▶ [Exercise aim]: Gather up every line from the entries below that uses the word "painttoolsai".

[Records]
------------------------------------------------

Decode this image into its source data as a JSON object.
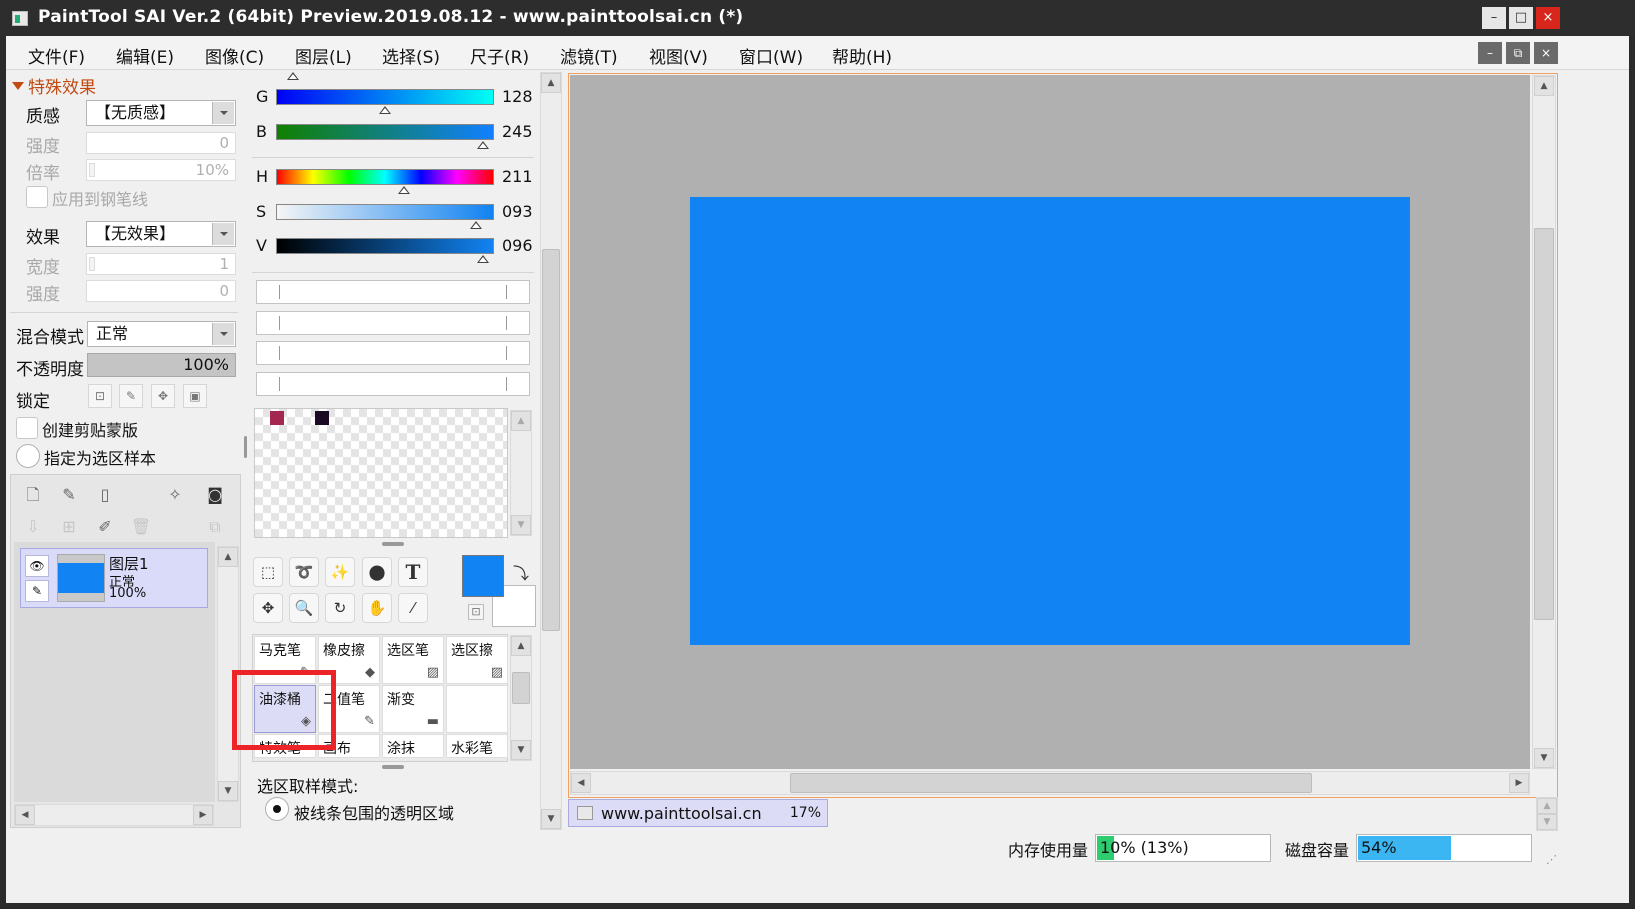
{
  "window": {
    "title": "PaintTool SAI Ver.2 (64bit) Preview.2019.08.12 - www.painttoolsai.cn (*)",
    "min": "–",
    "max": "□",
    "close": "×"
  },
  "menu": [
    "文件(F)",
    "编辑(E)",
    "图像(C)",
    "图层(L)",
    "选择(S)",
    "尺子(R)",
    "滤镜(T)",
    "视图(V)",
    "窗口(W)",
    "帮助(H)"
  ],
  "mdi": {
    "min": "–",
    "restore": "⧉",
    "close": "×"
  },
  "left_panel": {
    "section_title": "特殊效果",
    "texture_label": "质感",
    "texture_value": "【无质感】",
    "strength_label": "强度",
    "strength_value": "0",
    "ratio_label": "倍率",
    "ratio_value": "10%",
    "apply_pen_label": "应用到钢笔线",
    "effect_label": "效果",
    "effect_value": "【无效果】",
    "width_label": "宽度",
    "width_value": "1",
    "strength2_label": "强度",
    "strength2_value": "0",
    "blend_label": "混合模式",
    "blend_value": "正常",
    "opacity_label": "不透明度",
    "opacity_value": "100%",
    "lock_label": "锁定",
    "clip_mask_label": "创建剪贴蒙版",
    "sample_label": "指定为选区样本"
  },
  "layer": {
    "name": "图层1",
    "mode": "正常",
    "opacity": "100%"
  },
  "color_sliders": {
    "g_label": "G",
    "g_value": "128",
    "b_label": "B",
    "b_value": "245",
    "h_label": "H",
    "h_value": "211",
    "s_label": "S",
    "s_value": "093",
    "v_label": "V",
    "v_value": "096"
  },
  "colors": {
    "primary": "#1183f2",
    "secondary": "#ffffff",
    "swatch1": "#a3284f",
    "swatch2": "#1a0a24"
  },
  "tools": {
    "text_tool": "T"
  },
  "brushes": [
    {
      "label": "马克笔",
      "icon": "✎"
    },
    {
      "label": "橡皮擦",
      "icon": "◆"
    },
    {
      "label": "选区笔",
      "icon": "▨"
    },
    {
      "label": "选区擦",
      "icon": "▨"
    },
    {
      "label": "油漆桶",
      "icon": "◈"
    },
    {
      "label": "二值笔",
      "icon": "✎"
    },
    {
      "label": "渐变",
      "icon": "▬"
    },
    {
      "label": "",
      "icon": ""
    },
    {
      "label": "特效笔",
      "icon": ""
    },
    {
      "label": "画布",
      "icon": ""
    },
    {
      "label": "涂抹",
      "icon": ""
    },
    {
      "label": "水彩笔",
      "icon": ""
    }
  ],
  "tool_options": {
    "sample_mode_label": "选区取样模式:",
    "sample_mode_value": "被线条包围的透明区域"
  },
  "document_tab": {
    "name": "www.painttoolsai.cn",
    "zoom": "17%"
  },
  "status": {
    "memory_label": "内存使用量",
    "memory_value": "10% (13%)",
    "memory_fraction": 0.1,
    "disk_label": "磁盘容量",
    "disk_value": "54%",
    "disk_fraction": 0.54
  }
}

------------------------------------------------

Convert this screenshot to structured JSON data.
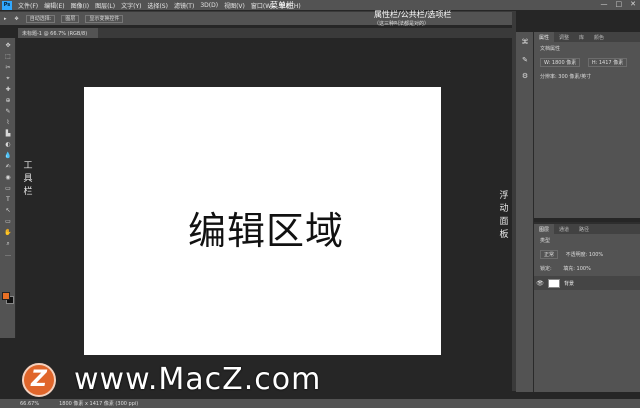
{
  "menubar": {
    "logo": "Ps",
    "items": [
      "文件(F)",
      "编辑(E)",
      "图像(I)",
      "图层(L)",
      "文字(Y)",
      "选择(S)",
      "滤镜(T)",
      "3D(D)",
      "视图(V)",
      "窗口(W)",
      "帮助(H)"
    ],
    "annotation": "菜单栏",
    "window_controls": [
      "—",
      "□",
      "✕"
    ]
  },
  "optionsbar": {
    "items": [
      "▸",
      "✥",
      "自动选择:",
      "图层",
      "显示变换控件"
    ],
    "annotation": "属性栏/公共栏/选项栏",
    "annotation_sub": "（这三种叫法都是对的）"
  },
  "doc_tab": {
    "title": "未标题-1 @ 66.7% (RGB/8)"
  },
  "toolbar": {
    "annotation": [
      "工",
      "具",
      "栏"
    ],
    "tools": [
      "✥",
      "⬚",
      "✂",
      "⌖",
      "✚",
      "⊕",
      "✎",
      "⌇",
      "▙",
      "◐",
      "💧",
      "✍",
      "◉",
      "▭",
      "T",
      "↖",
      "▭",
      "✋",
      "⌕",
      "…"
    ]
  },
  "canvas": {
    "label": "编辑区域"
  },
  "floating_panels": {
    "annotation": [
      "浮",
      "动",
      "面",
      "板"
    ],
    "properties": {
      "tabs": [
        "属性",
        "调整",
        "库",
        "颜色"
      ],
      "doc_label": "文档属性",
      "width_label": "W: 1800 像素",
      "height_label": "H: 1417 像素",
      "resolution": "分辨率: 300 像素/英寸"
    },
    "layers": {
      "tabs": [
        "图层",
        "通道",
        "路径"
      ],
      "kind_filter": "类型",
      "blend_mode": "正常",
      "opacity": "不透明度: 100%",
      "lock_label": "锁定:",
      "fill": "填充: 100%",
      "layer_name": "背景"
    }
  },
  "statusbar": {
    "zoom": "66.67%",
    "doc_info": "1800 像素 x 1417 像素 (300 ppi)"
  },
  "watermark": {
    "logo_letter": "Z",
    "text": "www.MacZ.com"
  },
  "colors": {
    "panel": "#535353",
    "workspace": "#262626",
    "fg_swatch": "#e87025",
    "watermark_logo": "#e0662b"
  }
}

------------------------------------------------

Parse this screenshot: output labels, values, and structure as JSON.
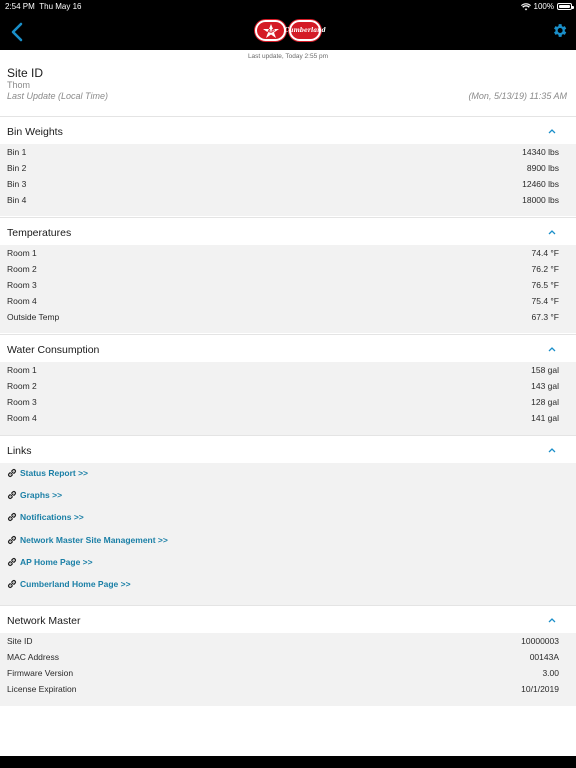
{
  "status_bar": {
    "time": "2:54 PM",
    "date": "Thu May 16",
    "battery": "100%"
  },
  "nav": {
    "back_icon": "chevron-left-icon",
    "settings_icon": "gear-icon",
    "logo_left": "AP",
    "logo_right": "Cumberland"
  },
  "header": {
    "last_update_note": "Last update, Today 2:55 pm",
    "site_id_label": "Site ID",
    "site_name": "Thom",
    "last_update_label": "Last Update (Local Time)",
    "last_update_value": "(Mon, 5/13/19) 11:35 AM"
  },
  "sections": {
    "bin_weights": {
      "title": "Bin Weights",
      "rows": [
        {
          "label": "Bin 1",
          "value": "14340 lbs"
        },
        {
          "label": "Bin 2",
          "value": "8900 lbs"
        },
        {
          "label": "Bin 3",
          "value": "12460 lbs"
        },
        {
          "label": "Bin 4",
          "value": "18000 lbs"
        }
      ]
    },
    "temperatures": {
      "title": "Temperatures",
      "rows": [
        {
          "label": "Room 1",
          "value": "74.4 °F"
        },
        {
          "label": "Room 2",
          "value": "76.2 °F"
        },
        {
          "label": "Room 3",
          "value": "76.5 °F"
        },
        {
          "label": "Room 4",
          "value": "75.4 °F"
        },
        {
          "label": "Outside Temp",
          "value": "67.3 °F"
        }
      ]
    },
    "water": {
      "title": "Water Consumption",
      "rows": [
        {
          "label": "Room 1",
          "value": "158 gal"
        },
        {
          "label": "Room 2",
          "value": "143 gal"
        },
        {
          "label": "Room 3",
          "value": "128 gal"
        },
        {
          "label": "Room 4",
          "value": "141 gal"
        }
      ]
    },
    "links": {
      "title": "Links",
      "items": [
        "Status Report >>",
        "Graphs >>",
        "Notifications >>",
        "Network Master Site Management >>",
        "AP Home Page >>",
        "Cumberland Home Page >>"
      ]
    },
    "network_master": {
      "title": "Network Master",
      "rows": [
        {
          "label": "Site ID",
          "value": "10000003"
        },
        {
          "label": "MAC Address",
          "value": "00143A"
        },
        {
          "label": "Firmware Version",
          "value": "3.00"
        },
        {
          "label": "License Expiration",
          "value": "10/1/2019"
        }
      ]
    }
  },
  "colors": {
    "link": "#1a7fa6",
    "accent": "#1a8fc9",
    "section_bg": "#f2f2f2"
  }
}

------------------------------------------------

▶ [Answer to the task]:
    "title": "PaintTool SAI Ver.2 (64bit) Preview.2019.08.12 - www.painttoolsai.cn (*)",
    "name": "www.painttoolsai.cn",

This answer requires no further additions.